--- start of GIVEN RECORDS ---
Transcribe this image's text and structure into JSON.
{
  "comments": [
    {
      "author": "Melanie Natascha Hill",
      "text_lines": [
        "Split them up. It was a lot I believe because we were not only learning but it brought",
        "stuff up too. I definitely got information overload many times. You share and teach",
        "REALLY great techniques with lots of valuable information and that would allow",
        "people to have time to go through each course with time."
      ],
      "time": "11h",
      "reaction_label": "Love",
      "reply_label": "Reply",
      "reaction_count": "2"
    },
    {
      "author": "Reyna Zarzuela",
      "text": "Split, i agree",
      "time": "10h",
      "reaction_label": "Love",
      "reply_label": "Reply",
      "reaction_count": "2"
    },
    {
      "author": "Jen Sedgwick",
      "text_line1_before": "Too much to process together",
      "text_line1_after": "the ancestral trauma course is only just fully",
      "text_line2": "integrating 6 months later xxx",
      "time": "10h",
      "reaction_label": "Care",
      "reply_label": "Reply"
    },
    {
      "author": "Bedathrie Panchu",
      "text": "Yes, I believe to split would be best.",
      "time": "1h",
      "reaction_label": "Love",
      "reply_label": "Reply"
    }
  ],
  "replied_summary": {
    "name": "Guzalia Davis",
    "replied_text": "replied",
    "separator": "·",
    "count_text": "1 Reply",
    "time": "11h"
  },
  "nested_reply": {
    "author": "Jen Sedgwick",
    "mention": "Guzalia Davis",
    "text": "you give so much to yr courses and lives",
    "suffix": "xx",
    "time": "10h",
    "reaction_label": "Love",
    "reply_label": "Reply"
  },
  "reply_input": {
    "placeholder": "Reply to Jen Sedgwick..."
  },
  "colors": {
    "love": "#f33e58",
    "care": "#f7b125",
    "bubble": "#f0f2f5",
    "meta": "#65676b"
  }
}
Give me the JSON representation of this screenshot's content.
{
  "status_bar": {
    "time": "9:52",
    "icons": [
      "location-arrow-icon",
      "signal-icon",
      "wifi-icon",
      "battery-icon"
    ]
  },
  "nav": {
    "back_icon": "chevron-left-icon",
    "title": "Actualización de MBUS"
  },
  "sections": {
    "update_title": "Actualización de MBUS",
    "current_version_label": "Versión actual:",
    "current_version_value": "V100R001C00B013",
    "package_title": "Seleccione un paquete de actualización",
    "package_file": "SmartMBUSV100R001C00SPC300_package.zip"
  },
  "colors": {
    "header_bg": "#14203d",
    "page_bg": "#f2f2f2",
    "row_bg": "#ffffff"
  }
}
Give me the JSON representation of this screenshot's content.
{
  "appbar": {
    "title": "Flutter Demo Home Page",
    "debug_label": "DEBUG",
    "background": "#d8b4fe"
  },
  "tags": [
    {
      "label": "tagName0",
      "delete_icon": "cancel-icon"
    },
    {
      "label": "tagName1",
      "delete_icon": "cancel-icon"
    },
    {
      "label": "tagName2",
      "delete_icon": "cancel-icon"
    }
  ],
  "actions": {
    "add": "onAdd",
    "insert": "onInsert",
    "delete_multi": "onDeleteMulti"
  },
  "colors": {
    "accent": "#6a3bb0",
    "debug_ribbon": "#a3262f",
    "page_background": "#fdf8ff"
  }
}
--- end of GIVEN RECORDS ---
§ INSTRUCTIONS TO FOLLOW
Give the data again, exactly as it stands.

§ EXERCISE RESULT
Transcribe this image's text and structure into JSON.
{
  "comments": [
    {
      "author": "Melanie Natascha Hill",
      "text_lines": [
        "Split them up. It was a lot I believe because we were not only learning but it brought",
        "stuff up too. I definitely got information overload many times. You share and teach",
        "REALLY great techniques with lots of valuable information and that would allow",
        "people to have time to go through each course with time."
      ],
      "time": "11h",
      "reaction_label": "Love",
      "reply_label": "Reply",
      "reaction_count": "2"
    },
    {
      "author": "Reyna Zarzuela",
      "text": "Split, i agree",
      "time": "10h",
      "reaction_label": "Love",
      "reply_label": "Reply",
      "reaction_count": "2"
    },
    {
      "author": "Jen Sedgwick",
      "text_line1_before": "Too much to process together",
      "text_line1_after": "the ancestral trauma course is only just fully",
      "text_line2": "integrating 6 months later xxx",
      "time": "10h",
      "reaction_label": "Care",
      "reply_label": "Reply"
    },
    {
      "author": "Bedathrie Panchu",
      "text": "Yes, I believe to split would be best.",
      "time": "1h",
      "reaction_label": "Love",
      "reply_label": "Reply"
    }
  ],
  "replied_summary": {
    "name": "Guzalia Davis",
    "replied_text": "replied",
    "separator": "·",
    "count_text": "1 Reply",
    "time": "11h"
  },
  "nested_reply": {
    "author": "Jen Sedgwick",
    "mention": "Guzalia Davis",
    "text": "you give so much to yr courses and lives",
    "suffix": "xx",
    "time": "10h",
    "reaction_label": "Love",
    "reply_label": "Reply"
  },
  "reply_input": {
    "placeholder": "Reply to Jen Sedgwick..."
  },
  "colors": {
    "love": "#f33e58",
    "care": "#f7b125",
    "bubble": "#f0f2f5",
    "meta": "#65676b"
  }
}
Give me the JSON representation of this screenshot's content.
{
  "status_bar": {
    "time": "9:52",
    "icons": [
      "location-arrow-icon",
      "signal-icon",
      "wifi-icon",
      "battery-icon"
    ]
  },
  "nav": {
    "back_icon": "chevron-left-icon",
    "title": "Actualización de MBUS"
  },
  "sections": {
    "update_title": "Actualización de MBUS",
    "current_version_label": "Versión actual:",
    "current_version_value": "V100R001C00B013",
    "package_title": "Seleccione un paquete de actualización",
    "package_file": "SmartMBUSV100R001C00SPC300_package.zip"
  },
  "colors": {
    "header_bg": "#14203d",
    "page_bg": "#f2f2f2",
    "row_bg": "#ffffff"
  }
}
Give me the JSON representation of this screenshot's content.
{
  "appbar": {
    "title": "Flutter Demo Home Page",
    "debug_label": "DEBUG",
    "background": "#d8b4fe"
  },
  "tags": [
    {
      "label": "tagName0",
      "delete_icon": "cancel-icon"
    },
    {
      "label": "tagName1",
      "delete_icon": "cancel-icon"
    },
    {
      "label": "tagName2",
      "delete_icon": "cancel-icon"
    }
  ],
  "actions": {
    "add": "onAdd",
    "insert": "onInsert",
    "delete_multi": "onDeleteMulti"
  },
  "colors": {
    "accent": "#6a3bb0",
    "debug_ribbon": "#a3262f",
    "page_background": "#fdf8ff"
  }
}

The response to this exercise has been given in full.